Required task:
In the records below, locate the line containing "Output the text content of this document.", then extract it and all following lines exactly, ending with the last line.

(Dataset items)
* * * * * * * * *

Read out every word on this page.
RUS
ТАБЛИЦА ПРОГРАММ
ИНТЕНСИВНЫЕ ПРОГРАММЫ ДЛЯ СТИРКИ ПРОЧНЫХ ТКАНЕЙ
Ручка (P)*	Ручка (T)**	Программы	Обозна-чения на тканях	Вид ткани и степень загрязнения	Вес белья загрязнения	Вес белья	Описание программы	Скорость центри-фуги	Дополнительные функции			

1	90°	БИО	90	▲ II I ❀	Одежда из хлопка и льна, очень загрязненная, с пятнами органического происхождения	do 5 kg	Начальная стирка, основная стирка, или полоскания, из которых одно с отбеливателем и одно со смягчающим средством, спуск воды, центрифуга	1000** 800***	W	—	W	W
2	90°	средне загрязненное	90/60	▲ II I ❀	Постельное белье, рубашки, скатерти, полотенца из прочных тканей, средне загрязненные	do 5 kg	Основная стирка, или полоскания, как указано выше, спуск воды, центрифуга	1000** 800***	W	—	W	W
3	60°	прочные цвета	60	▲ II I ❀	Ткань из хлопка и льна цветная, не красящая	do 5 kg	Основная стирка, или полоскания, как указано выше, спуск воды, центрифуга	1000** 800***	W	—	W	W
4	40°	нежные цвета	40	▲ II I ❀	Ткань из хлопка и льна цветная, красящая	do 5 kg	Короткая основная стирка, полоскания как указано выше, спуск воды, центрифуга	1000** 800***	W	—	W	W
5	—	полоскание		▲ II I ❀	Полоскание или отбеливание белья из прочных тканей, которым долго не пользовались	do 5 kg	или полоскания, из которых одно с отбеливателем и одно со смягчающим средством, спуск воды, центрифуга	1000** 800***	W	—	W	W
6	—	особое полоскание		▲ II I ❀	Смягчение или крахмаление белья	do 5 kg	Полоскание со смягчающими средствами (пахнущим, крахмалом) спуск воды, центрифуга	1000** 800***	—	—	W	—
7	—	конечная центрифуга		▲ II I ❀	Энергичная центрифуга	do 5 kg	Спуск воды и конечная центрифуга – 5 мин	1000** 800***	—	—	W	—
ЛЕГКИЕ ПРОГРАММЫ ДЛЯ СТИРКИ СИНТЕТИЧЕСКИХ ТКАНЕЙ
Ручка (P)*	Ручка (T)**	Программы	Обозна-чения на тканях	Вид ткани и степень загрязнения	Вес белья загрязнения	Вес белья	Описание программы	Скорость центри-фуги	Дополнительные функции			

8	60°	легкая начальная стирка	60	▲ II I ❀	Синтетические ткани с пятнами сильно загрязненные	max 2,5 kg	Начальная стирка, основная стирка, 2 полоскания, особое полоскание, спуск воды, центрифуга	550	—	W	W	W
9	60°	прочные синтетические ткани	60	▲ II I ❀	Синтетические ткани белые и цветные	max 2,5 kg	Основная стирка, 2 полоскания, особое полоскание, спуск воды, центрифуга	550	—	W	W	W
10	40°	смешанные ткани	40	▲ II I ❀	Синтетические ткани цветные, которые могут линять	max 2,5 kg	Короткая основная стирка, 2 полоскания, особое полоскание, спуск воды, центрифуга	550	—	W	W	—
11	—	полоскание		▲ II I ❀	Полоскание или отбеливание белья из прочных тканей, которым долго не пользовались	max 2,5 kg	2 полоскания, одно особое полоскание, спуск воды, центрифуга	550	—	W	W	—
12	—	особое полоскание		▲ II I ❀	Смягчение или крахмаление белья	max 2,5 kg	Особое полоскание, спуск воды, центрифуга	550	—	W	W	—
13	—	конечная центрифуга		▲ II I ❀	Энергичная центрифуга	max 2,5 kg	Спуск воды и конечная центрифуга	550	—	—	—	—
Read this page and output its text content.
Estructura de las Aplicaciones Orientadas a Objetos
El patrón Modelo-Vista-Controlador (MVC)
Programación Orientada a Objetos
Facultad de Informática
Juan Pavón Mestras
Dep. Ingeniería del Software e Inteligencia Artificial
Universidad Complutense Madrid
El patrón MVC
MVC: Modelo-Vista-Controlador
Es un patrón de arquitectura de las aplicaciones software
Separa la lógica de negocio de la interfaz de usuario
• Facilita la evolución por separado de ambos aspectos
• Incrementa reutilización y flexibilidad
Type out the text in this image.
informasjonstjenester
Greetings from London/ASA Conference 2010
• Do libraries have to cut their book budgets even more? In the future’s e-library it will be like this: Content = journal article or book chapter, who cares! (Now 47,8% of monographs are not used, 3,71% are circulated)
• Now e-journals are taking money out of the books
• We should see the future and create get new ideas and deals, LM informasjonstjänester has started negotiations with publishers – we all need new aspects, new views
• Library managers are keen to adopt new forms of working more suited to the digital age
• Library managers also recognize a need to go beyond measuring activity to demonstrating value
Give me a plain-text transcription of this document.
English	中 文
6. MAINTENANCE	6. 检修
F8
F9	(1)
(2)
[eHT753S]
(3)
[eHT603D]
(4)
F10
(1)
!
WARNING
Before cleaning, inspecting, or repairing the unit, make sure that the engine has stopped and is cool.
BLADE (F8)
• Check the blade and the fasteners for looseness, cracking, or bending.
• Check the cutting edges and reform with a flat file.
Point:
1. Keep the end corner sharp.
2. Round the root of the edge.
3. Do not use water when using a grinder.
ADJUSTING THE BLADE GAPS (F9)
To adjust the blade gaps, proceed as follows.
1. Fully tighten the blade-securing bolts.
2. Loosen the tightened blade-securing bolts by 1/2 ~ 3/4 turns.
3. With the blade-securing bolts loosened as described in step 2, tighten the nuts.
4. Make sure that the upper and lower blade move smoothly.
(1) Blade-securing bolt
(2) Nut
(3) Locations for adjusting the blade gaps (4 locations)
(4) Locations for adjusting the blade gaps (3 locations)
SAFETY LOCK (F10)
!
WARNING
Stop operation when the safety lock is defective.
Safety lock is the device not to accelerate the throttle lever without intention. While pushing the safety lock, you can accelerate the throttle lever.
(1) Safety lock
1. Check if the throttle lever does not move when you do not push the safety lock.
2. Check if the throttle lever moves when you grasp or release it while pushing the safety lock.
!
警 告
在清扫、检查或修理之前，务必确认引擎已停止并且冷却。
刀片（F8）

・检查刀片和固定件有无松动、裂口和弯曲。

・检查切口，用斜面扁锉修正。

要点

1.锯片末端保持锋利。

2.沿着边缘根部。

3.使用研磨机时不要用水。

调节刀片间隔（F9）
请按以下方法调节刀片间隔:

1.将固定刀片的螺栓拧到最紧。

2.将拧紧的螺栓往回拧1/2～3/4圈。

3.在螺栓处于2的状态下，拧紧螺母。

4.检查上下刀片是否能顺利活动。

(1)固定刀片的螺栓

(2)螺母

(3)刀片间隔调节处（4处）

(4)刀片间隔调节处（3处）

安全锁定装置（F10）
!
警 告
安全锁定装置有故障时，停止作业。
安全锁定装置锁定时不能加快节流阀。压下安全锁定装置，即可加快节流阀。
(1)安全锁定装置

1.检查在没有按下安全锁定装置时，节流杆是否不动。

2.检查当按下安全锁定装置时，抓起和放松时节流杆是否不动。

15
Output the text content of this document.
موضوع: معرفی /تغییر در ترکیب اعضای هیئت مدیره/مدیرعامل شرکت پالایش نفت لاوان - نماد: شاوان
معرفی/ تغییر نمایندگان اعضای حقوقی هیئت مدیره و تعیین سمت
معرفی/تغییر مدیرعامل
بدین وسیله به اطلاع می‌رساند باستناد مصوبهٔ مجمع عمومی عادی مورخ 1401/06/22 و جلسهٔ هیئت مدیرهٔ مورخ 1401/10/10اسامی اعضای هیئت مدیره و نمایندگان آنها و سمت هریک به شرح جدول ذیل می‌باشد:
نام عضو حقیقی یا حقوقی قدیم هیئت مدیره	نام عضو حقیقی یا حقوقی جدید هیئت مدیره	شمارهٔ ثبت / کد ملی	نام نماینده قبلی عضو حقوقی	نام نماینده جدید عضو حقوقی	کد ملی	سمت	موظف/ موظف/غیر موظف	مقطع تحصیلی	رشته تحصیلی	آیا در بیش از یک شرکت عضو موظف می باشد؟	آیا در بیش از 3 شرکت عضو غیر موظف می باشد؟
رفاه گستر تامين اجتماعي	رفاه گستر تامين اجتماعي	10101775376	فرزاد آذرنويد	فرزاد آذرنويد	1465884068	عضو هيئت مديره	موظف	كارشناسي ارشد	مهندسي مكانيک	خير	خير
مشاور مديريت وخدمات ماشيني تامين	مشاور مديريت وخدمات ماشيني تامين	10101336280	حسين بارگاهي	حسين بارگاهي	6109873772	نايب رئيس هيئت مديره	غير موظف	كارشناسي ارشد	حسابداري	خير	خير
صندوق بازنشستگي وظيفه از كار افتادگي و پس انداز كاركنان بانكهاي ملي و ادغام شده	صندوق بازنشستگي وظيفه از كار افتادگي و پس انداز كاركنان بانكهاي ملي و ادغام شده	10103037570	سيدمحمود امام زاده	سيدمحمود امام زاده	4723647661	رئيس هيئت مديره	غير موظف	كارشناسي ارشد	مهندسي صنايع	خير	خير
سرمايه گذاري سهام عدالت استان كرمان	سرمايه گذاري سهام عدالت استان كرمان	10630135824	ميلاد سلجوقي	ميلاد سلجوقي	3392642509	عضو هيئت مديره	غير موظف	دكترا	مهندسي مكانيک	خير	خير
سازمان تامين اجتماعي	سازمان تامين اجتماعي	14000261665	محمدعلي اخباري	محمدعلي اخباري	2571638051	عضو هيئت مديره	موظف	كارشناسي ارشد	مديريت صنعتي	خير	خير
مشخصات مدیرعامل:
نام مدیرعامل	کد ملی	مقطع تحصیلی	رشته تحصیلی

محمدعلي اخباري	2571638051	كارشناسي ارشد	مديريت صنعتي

* * * * * * * * *

Worked solution:
Output the text content of this document.
موضوع: معرفی /تغییر در ترکیب اعضای هیئت مدیره/مدیرعامل شرکت پالایش نفت لاوان - نماد: شاوان
معرفی/ تغییر نمایندگان اعضای حقوقی هیئت مدیره و تعیین سمت
معرفی/تغییر مدیرعامل
بدین وسیله به اطلاع می‌رساند باستناد مصوبهٔ مجمع عمومی عادی مورخ 1401/06/22 و جلسهٔ هیئت مدیرهٔ مورخ 1401/10/10اسامی اعضای هیئت مدیره و نمایندگان آنها و سمت هریک به شرح جدول ذیل می‌باشد:
نام عضو حقیقی یا حقوقی قدیم هیئت مدیره	نام عضو حقیقی یا حقوقی جدید هیئت مدیره	شمارهٔ ثبت / کد ملی	نام نماینده قبلی عضو حقوقی	نام نماینده جدید عضو حقوقی	کد ملی	سمت	موظف/ موظف/غیر موظف	مقطع تحصیلی	رشته تحصیلی	آیا در بیش از یک شرکت عضو موظف می باشد؟	آیا در بیش از 3 شرکت عضو غیر موظف می باشد؟
رفاه گستر تامين اجتماعي	رفاه گستر تامين اجتماعي	10101775376	فرزاد آذرنويد	فرزاد آذرنويد	1465884068	عضو هيئت مديره	موظف	كارشناسي ارشد	مهندسي مكانيک	خير	خير
مشاور مديريت وخدمات ماشيني تامين	مشاور مديريت وخدمات ماشيني تامين	10101336280	حسين بارگاهي	حسين بارگاهي	6109873772	نايب رئيس هيئت مديره	غير موظف	كارشناسي ارشد	حسابداري	خير	خير
صندوق بازنشستگي وظيفه از كار افتادگي و پس انداز كاركنان بانكهاي ملي و ادغام شده	صندوق بازنشستگي وظيفه از كار افتادگي و پس انداز كاركنان بانكهاي ملي و ادغام شده	10103037570	سيدمحمود امام زاده	سيدمحمود امام زاده	4723647661	رئيس هيئت مديره	غير موظف	كارشناسي ارشد	مهندسي صنايع	خير	خير
سرمايه گذاري سهام عدالت استان كرمان	سرمايه گذاري سهام عدالت استان كرمان	10630135824	ميلاد سلجوقي	ميلاد سلجوقي	3392642509	عضو هيئت مديره	غير موظف	دكترا	مهندسي مكانيک	خير	خير
سازمان تامين اجتماعي	سازمان تامين اجتماعي	14000261665	محمدعلي اخباري	محمدعلي اخباري	2571638051	عضو هيئت مديره	موظف	كارشناسي ارشد	مديريت صنعتي	خير	خير
مشخصات مدیرعامل:
نام مدیرعامل	کد ملی	مقطع تحصیلی	رشته تحصیلی

محمدعلي اخباري	2571638051	كارشناسي ارشد	مديريت صنعتي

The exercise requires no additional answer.